◆ **GIVEN EXERCISE A**
Answer these questions using the article on the European Banking Union:
(i) What equity stake in Commerzbank did UniCredit announce on 11 September 2024?
(ii) In what year was the Banking Union launched?
(iii) Under which directive can supervisory authorities block an increase in the equity stake built by a bank's shareholder?

········

25 November 2024

The European Banking Union Also Means Cross-Border Bank Consolidation

EU Law as a Bulwark Against National Political Interference in the UniCredit-Commerzbank Tie-Up

Few things may seem further removed from the delicate politico-constitutional dynamics of EU integration than cross-border bank consolidations. However, a heated debate on the benefits and risks of EU’s unfinished-effort to establish a Banking Union erupted on 11 September 2024, when the Milan-based UniCredit announced that it had amassed an equity stake of 9% in the Frankfurt-based rival Commerzbank. The German Chancellor quickly labelled UniCredit’s move an “unfriendly attack,” adding that its government considered the Italian bank’s possible acquisition of (or merger with) Commerzbank a threat to German financial stability. Undeterred, on 24 September Unicredit further increased its stake in Commerzbank to 21% and, in accordance with the SSM Regulation, requested the European Central Bank (ECB) to be authorised to own up to 29.9% of the German bank. As markets and policy-makers alike await the outcome of the ECB’s decision, we show that EU law should protect cross-border bank consolidations from national political resistance. First, we argue that German authorities can hardly provide a legally-compelling justification to convince the ECB to reject UniCredit’s request on financial stability grounds. Second, we contend that any hypothetical attempt by the German government to prohibit a further increase in the UniCredit’s stake in Commerzbank for similar reasons would violate the EU rules on the freedom of movement of capital.

The benefits and risks of cross-border bank consolidations

In 2013, the Banking Union was launched as the most ambitious step in EU economic integration since the creation of the euro in 1999. In the aftermath of the Eurozone crisis, the project aimed to strengthen the financial stability of the lopsided Economic and Monetary Union by overhauling the EU’s institutional framework for banking supervision. In addition to establishing the Single Resolution Board but failing to create a European Deposit Insurance Scheme, the EU Council adopted the SSM Regulation to confer supervisory tasks over Eurozone banks on the ECB within a “Single Supervisory Mechanism”.

Although incomplete, the Banking Union is today widely regarded as successful. The direct supervision of significant Eurozone banks by the ECB, in particular, strengthened their capital structure and reduced their non-performing loans, decoupling the so-called “sovereign-bank nexus” between their credit worthiness and that of their home Member State. Having strengthened financial stability, the Banking Union can now benefit the Eurozone’s economy in another respect: it can open the door to cross-border investment in financial institutions as well as mergers and acquisitions between banks from different Eurozone countries.

In the EU’s single market, cross-border bank consolidations could generate economies of scale, creating larger Eurozone banks with enhanced lending capacity and better chances to compete globally. While consolidation remains a market-driven process, under the Capital Requirements Directive supervisory authorities can block the increase in the equity stake built by a bank’s shareholder for prudential considerations. Although the SSM Regulation has transferred this power from national authorities to the ECB more than a decade ago, this regulatory simplification has not yet resulted in any major consolidation. In this sense, UniCredit’s attempt to build a larger stake in Commerzbank is the first real opportunity to test whether the SSM Regulation and the EU law in general can be effective at preventing national politics from interfering with cross-border consolidations.

········

◆ **GIVEN EXERCISE B**
Update the entries from their first line through the line containing "spec-cell: Capacity of" by changing "spec-cell" to "spec-item" and keeping everything else the same. Give only those lines.

Element-and-box listings
········

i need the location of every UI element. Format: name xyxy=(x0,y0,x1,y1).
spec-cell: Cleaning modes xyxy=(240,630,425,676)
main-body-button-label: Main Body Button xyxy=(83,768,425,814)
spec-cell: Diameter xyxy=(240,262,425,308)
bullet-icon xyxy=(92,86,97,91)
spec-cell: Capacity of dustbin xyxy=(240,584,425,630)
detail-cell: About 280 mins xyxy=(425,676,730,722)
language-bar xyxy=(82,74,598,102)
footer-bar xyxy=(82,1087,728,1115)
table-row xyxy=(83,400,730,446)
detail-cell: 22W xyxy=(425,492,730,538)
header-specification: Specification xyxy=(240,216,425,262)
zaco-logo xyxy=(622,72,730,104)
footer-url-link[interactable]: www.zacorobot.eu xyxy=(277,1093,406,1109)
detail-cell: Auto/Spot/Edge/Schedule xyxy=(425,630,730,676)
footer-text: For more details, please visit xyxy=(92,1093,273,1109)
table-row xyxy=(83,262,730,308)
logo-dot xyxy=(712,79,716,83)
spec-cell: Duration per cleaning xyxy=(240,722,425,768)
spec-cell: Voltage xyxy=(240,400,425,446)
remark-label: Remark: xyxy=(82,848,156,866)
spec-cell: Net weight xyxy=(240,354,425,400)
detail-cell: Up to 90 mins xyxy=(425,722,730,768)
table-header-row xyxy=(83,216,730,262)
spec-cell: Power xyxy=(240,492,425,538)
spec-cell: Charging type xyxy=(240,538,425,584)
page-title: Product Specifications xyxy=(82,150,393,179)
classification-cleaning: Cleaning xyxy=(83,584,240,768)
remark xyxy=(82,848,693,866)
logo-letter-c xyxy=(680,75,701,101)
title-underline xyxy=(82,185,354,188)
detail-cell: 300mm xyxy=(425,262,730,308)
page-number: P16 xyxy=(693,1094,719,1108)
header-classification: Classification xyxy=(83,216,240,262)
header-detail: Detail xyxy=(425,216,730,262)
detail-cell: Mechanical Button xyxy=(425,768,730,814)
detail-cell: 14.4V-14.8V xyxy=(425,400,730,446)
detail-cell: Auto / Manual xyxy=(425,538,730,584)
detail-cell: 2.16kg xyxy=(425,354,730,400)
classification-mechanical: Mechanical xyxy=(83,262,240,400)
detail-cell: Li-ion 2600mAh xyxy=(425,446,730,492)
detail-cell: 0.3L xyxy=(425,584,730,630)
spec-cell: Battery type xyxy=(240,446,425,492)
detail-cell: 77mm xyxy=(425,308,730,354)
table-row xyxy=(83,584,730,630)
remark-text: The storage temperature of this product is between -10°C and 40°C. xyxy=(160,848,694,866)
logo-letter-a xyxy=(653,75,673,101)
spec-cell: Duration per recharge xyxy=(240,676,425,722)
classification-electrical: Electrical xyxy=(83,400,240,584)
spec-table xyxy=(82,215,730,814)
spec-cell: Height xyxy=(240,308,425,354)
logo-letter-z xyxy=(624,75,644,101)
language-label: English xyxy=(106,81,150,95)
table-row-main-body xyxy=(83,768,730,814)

········

◆ **CORRECT OUTPUT A**
(i) 9%
(ii) 2013
(iii) The Capital Requirements Directive

◆ **CORRECT OUTPUT B**
i need the location of every UI element. Format: name xyxy=(x0,y0,x1,y1).
spec-item: Cleaning modes xyxy=(240,630,425,676)
main-body-button-label: Main Body Button xyxy=(83,768,425,814)
spec-item: Diameter xyxy=(240,262,425,308)
bullet-icon xyxy=(92,86,97,91)
spec-item: Capacity of dustbin xyxy=(240,584,425,630)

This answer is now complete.